-- Start --
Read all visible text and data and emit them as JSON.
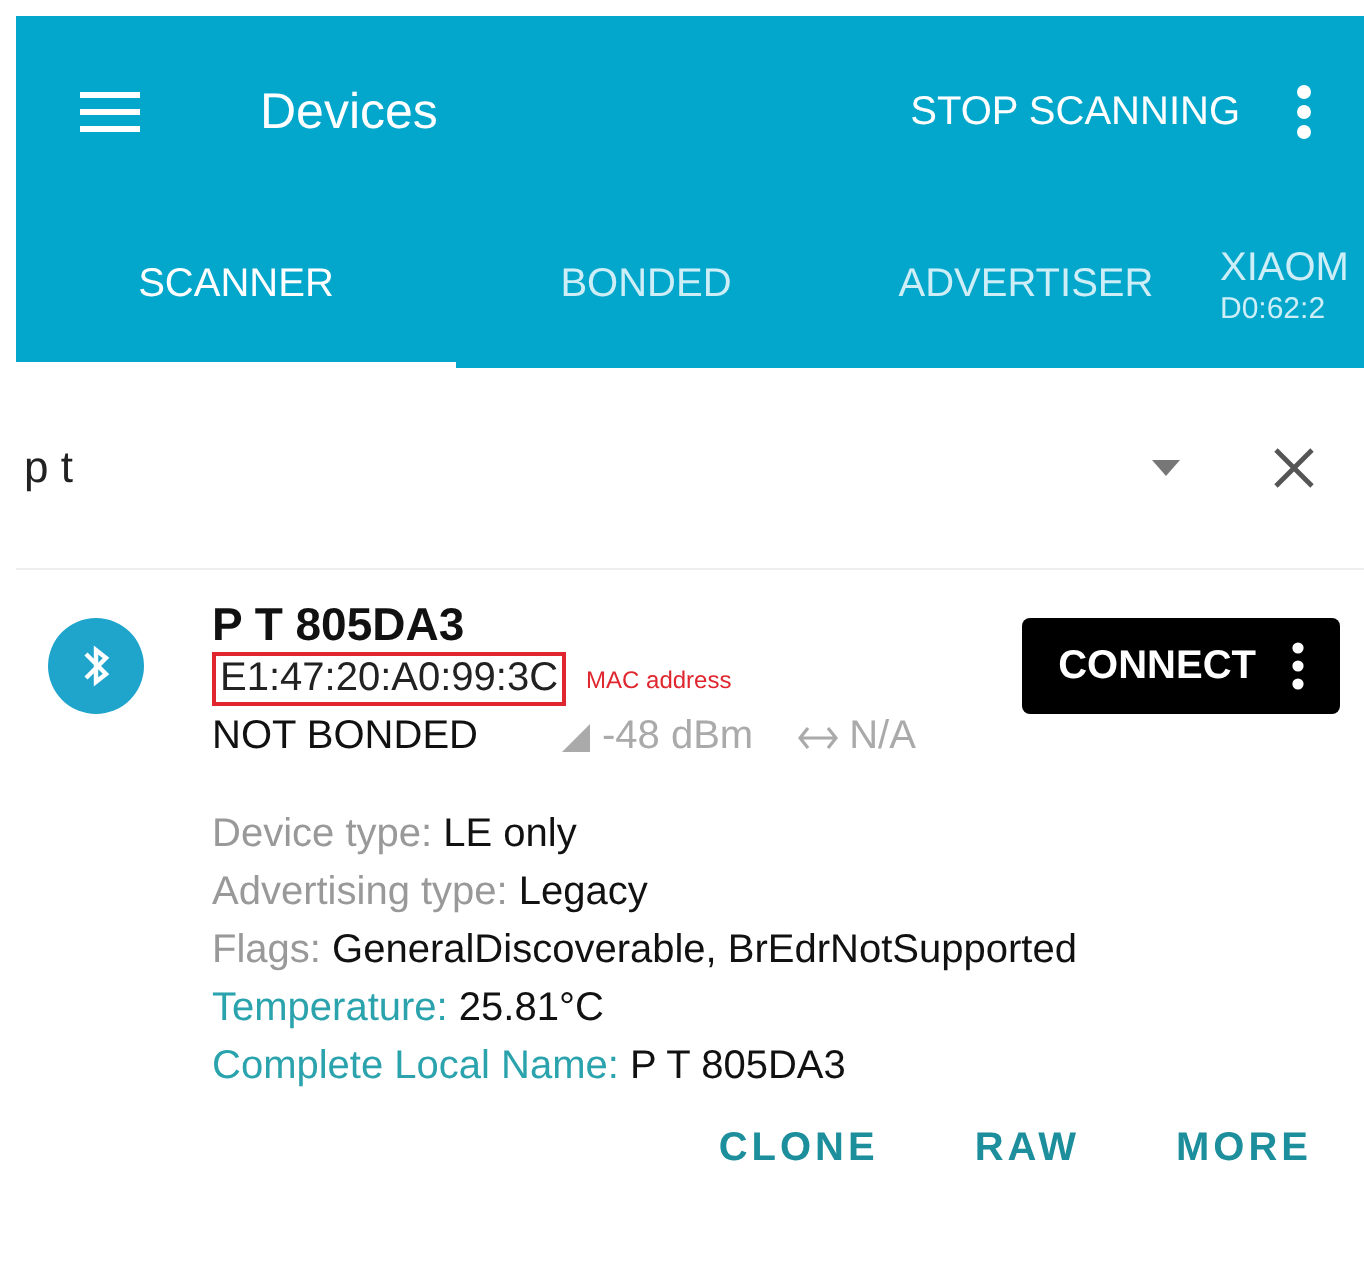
{
  "app_bar": {
    "title": "Devices",
    "action": "STOP SCANNING"
  },
  "tabs": [
    {
      "label": "SCANNER",
      "selected": true
    },
    {
      "label": "BONDED",
      "selected": false
    },
    {
      "label": "ADVERTISER",
      "selected": false
    },
    {
      "label": "XIAOM",
      "sublabel": "D0:62:2",
      "selected": false
    }
  ],
  "filter": {
    "value": "p t"
  },
  "device": {
    "name": "P T 805DA3",
    "mac": "E1:47:20:A0:99:3C",
    "mac_highlighted": true,
    "annotation": "MAC address",
    "bond_state": "NOT BONDED",
    "rssi": "-48 dBm",
    "interval": "N/A",
    "connect": "CONNECT",
    "details": [
      {
        "kind": "property",
        "label": "Device type:",
        "value": "LE only"
      },
      {
        "kind": "property",
        "label": "Advertising type:",
        "value": "Legacy"
      },
      {
        "kind": "property",
        "label": "Flags:",
        "value": "GeneralDiscoverable, BrEdrNotSupported"
      },
      {
        "kind": "service",
        "label": "Temperature:",
        "value": "25.81°C"
      },
      {
        "kind": "service",
        "label": "Complete Local Name:",
        "value": "P T 805DA3"
      }
    ],
    "actions": [
      "CLONE",
      "RAW",
      "MORE"
    ]
  }
}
-- End --
Written instruction :: Working from the material above, transcribe it exactly while omitting pictures.

In response ::
Read all visible text and data and emit them as JSON.
{
  "app_bar": {
    "title": "Devices",
    "action": "STOP SCANNING"
  },
  "tabs": [
    {
      "label": "SCANNER",
      "selected": true
    },
    {
      "label": "BONDED",
      "selected": false
    },
    {
      "label": "ADVERTISER",
      "selected": false
    },
    {
      "label": "XIAOM",
      "sublabel": "D0:62:2",
      "selected": false
    }
  ],
  "filter": {
    "value": "p t"
  },
  "device": {
    "name": "P T 805DA3",
    "mac": "E1:47:20:A0:99:3C",
    "mac_highlighted": true,
    "annotation": "MAC address",
    "bond_state": "NOT BONDED",
    "rssi": "-48 dBm",
    "interval": "N/A",
    "connect": "CONNECT",
    "details": [
      {
        "kind": "property",
        "label": "Device type:",
        "value": "LE only"
      },
      {
        "kind": "property",
        "label": "Advertising type:",
        "value": "Legacy"
      },
      {
        "kind": "property",
        "label": "Flags:",
        "value": "GeneralDiscoverable, BrEdrNotSupported"
      },
      {
        "kind": "service",
        "label": "Temperature:",
        "value": "25.81°C"
      },
      {
        "kind": "service",
        "label": "Complete Local Name:",
        "value": "P T 805DA3"
      }
    ],
    "actions": [
      "CLONE",
      "RAW",
      "MORE"
    ]
  }
}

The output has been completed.